## TASK OBJECTIVE
Output the full listing below exactly as it reads, and skip anything that is a picture.

(Stored data)
>> start

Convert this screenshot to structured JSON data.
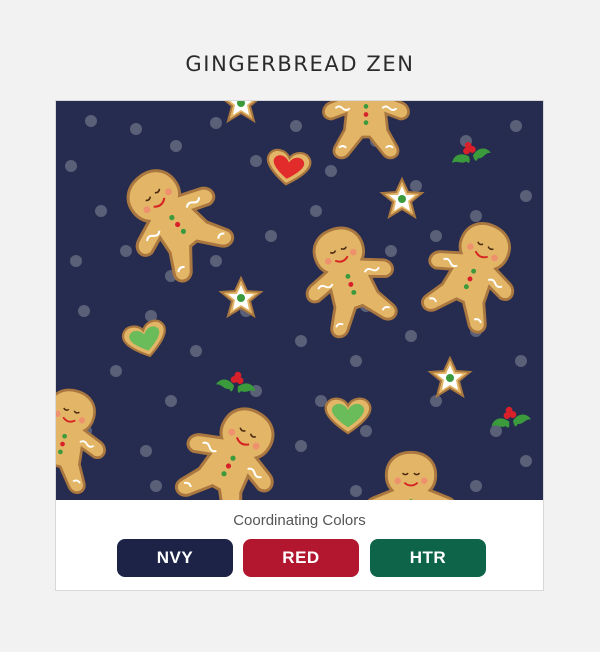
{
  "title": "GINGERBREAD ZEN",
  "coordinating_label": "Coordinating Colors",
  "swatches": [
    {
      "label": "NVY",
      "color": "#1c2347"
    },
    {
      "label": "RED",
      "color": "#b3172f"
    },
    {
      "label": "HTR",
      "color": "#0d6448"
    }
  ],
  "colors": {
    "pattern_background": "#252c4f",
    "polka_dot": "#5a6078",
    "cookie": "#e3b667",
    "cookie_edge": "#a9773f",
    "icing": "#ffffff",
    "holly": "#3a9a3c",
    "berry": "#d8202b"
  },
  "pattern_icons": [
    "gingerbread-man-icon",
    "heart-cookie-icon",
    "star-cookie-icon",
    "holly-icon"
  ]
}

>> end

## WORKED SOLUTION
Convert this screenshot to structured JSON data.
{
  "title": "GINGERBREAD ZEN",
  "coordinating_label": "Coordinating Colors",
  "swatches": [
    {
      "label": "NVY",
      "color": "#1c2347"
    },
    {
      "label": "RED",
      "color": "#b3172f"
    },
    {
      "label": "HTR",
      "color": "#0d6448"
    }
  ],
  "colors": {
    "pattern_background": "#252c4f",
    "polka_dot": "#5a6078",
    "cookie": "#e3b667",
    "cookie_edge": "#a9773f",
    "icing": "#ffffff",
    "holly": "#3a9a3c",
    "berry": "#d8202b"
  },
  "pattern_icons": [
    "gingerbread-man-icon",
    "heart-cookie-icon",
    "star-cookie-icon",
    "holly-icon"
  ]
}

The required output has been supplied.